**THE EXERCISE**
Across the listing below, how many lines hold "برداری"? Reply with the number by itself.

[Dataset items]
····················

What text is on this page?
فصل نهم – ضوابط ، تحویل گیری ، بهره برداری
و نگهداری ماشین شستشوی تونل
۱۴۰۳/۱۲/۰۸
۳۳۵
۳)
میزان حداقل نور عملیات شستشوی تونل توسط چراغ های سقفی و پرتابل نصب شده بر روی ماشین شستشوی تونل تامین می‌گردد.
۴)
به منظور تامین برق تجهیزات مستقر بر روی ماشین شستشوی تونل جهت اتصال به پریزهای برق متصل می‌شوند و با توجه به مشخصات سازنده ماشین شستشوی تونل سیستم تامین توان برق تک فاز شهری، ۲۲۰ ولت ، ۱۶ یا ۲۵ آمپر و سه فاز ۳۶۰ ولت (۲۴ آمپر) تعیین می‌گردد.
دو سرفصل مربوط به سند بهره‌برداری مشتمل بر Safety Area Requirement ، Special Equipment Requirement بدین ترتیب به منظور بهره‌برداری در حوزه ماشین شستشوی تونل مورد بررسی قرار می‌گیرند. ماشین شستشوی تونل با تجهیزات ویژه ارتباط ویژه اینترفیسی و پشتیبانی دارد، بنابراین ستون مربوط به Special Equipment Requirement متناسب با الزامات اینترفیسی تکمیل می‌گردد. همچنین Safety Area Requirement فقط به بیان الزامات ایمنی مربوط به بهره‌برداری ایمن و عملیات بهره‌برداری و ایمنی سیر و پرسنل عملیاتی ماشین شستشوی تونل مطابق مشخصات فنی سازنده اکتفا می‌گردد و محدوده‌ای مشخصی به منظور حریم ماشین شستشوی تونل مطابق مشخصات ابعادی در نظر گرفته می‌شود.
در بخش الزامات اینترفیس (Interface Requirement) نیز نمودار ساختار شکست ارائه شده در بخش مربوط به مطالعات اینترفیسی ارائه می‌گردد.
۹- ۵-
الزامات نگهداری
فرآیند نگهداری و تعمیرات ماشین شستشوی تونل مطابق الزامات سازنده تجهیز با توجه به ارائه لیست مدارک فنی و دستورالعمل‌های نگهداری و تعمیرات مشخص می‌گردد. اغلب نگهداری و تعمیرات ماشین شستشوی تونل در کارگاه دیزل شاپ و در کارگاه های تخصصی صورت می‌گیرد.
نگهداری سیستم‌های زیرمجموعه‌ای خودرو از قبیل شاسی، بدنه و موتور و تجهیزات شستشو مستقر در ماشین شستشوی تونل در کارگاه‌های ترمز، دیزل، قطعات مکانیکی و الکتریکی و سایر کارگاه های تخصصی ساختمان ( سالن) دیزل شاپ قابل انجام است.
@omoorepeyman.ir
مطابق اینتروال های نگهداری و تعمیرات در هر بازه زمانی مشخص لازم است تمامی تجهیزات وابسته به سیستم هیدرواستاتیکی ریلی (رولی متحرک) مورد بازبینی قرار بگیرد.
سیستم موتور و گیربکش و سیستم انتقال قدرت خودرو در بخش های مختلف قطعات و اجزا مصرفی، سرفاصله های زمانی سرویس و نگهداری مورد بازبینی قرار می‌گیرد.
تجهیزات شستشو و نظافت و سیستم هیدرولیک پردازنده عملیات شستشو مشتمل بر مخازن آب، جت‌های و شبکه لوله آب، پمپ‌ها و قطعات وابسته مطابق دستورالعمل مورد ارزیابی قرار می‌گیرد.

····················

**OUTPUT FOR THIS EXERCISE**
2